What to do
Omit all pictures, then retype the data exactly as given.

Supplied material
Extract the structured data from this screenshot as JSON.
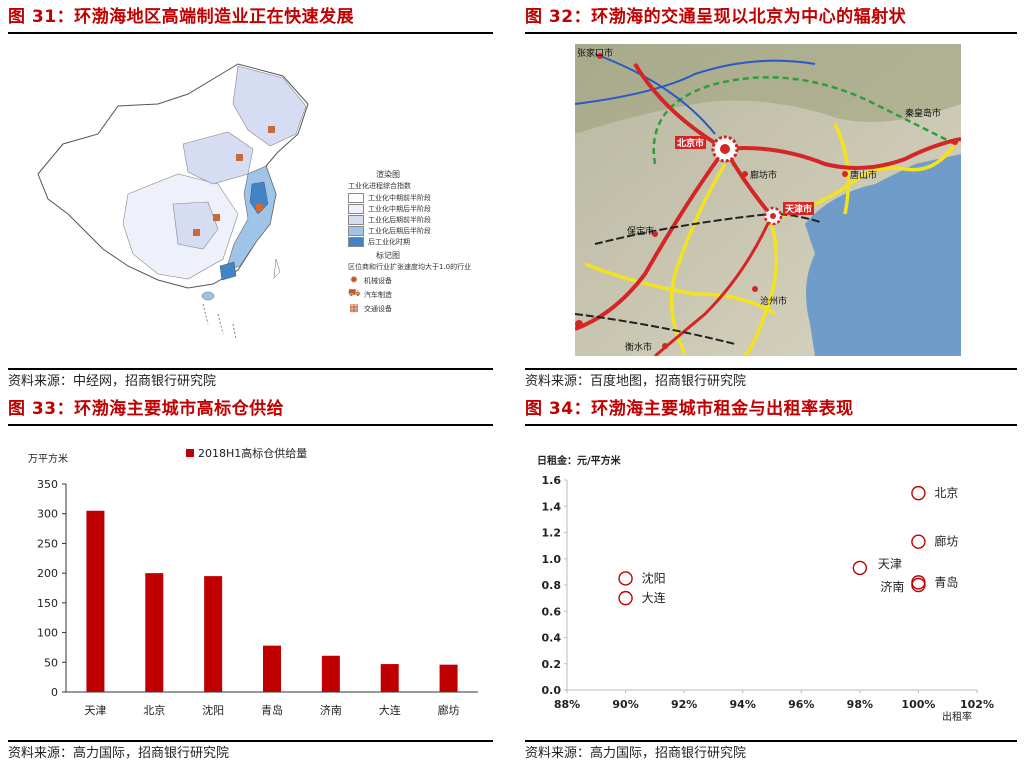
{
  "panels": {
    "p31": {
      "title": "图 31：环渤海地区高端制造业正在快速发展",
      "source": "资料来源：中经网，招商银行研究院",
      "legend": {
        "heading": "渲染图",
        "subheading": "工业化进程综合指数",
        "items": [
          {
            "label": "工业化中期前半阶段",
            "color": "#ffffff"
          },
          {
            "label": "工业化中期后半阶段",
            "color": "#eef0fa"
          },
          {
            "label": "工业化后期前半阶段",
            "color": "#d6dcf2"
          },
          {
            "label": "工业化后期后半阶段",
            "color": "#9fc4e8"
          },
          {
            "label": "后工业化时期",
            "color": "#3f85c8"
          }
        ],
        "marker_heading": "标记图",
        "marker_subheading": "区位商和行业扩张速度均大于1.0的行业",
        "markers": [
          {
            "label": "机械设备",
            "icon": "gear-icon"
          },
          {
            "label": "汽车制造",
            "icon": "car-icon"
          },
          {
            "label": "交通设备",
            "icon": "train-icon"
          }
        ]
      }
    },
    "p32": {
      "title": "图 32：环渤海的交通呈现以北京为中心的辐射状",
      "source": "资料来源：百度地图，招商银行研究院",
      "cities": [
        "张家口市",
        "秦皇岛市",
        "北京市",
        "廊坊市",
        "唐山市",
        "天津市",
        "保定市",
        "沧州市",
        "衡水市"
      ]
    },
    "p33": {
      "title": "图 33：环渤海主要城市高标仓供给",
      "source": "资料来源：高力国际，招商银行研究院"
    },
    "p34": {
      "title": "图 34：环渤海主要城市租金与出租率表现",
      "source": "资料来源：高力国际，招商银行研究院"
    }
  },
  "colors": {
    "title_red": "#c00000",
    "bar_red": "#c00000",
    "scatter_red": "#c00000"
  },
  "chart_data": [
    {
      "id": "p33",
      "type": "bar",
      "categories": [
        "天津",
        "北京",
        "沈阳",
        "青岛",
        "济南",
        "大连",
        "廊坊"
      ],
      "series": [
        {
          "name": "2018H1高标仓供给量",
          "values": [
            305,
            200,
            195,
            78,
            61,
            47,
            46
          ]
        }
      ],
      "ylabel": "万平方米",
      "ylim": [
        0,
        350
      ],
      "yticks": [
        0,
        50,
        100,
        150,
        200,
        250,
        300,
        350
      ],
      "legend": "top"
    },
    {
      "id": "p34",
      "type": "scatter",
      "ylabel": "日租金：元/平方米",
      "xlabel": "出租率",
      "xlim": [
        0.88,
        1.02
      ],
      "ylim": [
        0.0,
        1.6
      ],
      "xticks": [
        "88%",
        "90%",
        "92%",
        "94%",
        "96%",
        "98%",
        "100%",
        "102%"
      ],
      "yticks": [
        "0.0",
        "0.2",
        "0.4",
        "0.6",
        "0.8",
        "1.0",
        "1.2",
        "1.4",
        "1.6"
      ],
      "points": [
        {
          "label": "北京",
          "x": 1.0,
          "y": 1.5
        },
        {
          "label": "廊坊",
          "x": 1.0,
          "y": 1.13
        },
        {
          "label": "天津",
          "x": 0.98,
          "y": 0.93
        },
        {
          "label": "沈阳",
          "x": 0.9,
          "y": 0.85
        },
        {
          "label": "青岛",
          "x": 1.0,
          "y": 0.82
        },
        {
          "label": "济南",
          "x": 1.0,
          "y": 0.8
        },
        {
          "label": "大连",
          "x": 0.9,
          "y": 0.7
        }
      ]
    }
  ]
}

Response to the exercise
Extract the structured data from this screenshot as JSON.
{
  "panels": {
    "p31": {
      "title": "图 31：环渤海地区高端制造业正在快速发展",
      "source": "资料来源：中经网，招商银行研究院",
      "legend": {
        "heading": "渲染图",
        "subheading": "工业化进程综合指数",
        "items": [
          {
            "label": "工业化中期前半阶段",
            "color": "#ffffff"
          },
          {
            "label": "工业化中期后半阶段",
            "color": "#eef0fa"
          },
          {
            "label": "工业化后期前半阶段",
            "color": "#d6dcf2"
          },
          {
            "label": "工业化后期后半阶段",
            "color": "#9fc4e8"
          },
          {
            "label": "后工业化时期",
            "color": "#3f85c8"
          }
        ],
        "marker_heading": "标记图",
        "marker_subheading": "区位商和行业扩张速度均大于1.0的行业",
        "markers": [
          {
            "label": "机械设备",
            "icon": "gear-icon"
          },
          {
            "label": "汽车制造",
            "icon": "car-icon"
          },
          {
            "label": "交通设备",
            "icon": "train-icon"
          }
        ]
      }
    },
    "p32": {
      "title": "图 32：环渤海的交通呈现以北京为中心的辐射状",
      "source": "资料来源：百度地图，招商银行研究院",
      "cities": [
        "张家口市",
        "秦皇岛市",
        "北京市",
        "廊坊市",
        "唐山市",
        "天津市",
        "保定市",
        "沧州市",
        "衡水市"
      ]
    },
    "p33": {
      "title": "图 33：环渤海主要城市高标仓供给",
      "source": "资料来源：高力国际，招商银行研究院"
    },
    "p34": {
      "title": "图 34：环渤海主要城市租金与出租率表现",
      "source": "资料来源：高力国际，招商银行研究院"
    }
  },
  "colors": {
    "title_red": "#c00000",
    "bar_red": "#c00000",
    "scatter_red": "#c00000"
  },
  "chart_data": [
    {
      "id": "p33",
      "type": "bar",
      "categories": [
        "天津",
        "北京",
        "沈阳",
        "青岛",
        "济南",
        "大连",
        "廊坊"
      ],
      "series": [
        {
          "name": "2018H1高标仓供给量",
          "values": [
            305,
            200,
            195,
            78,
            61,
            47,
            46
          ]
        }
      ],
      "ylabel": "万平方米",
      "ylim": [
        0,
        350
      ],
      "yticks": [
        0,
        50,
        100,
        150,
        200,
        250,
        300,
        350
      ],
      "legend": "top"
    },
    {
      "id": "p34",
      "type": "scatter",
      "ylabel": "日租金：元/平方米",
      "xlabel": "出租率",
      "xlim": [
        0.88,
        1.02
      ],
      "ylim": [
        0.0,
        1.6
      ],
      "xticks": [
        "88%",
        "90%",
        "92%",
        "94%",
        "96%",
        "98%",
        "100%",
        "102%"
      ],
      "yticks": [
        "0.0",
        "0.2",
        "0.4",
        "0.6",
        "0.8",
        "1.0",
        "1.2",
        "1.4",
        "1.6"
      ],
      "points": [
        {
          "label": "北京",
          "x": 1.0,
          "y": 1.5
        },
        {
          "label": "廊坊",
          "x": 1.0,
          "y": 1.13
        },
        {
          "label": "天津",
          "x": 0.98,
          "y": 0.93
        },
        {
          "label": "沈阳",
          "x": 0.9,
          "y": 0.85
        },
        {
          "label": "青岛",
          "x": 1.0,
          "y": 0.82
        },
        {
          "label": "济南",
          "x": 1.0,
          "y": 0.8
        },
        {
          "label": "大连",
          "x": 0.9,
          "y": 0.7
        }
      ]
    }
  ]
}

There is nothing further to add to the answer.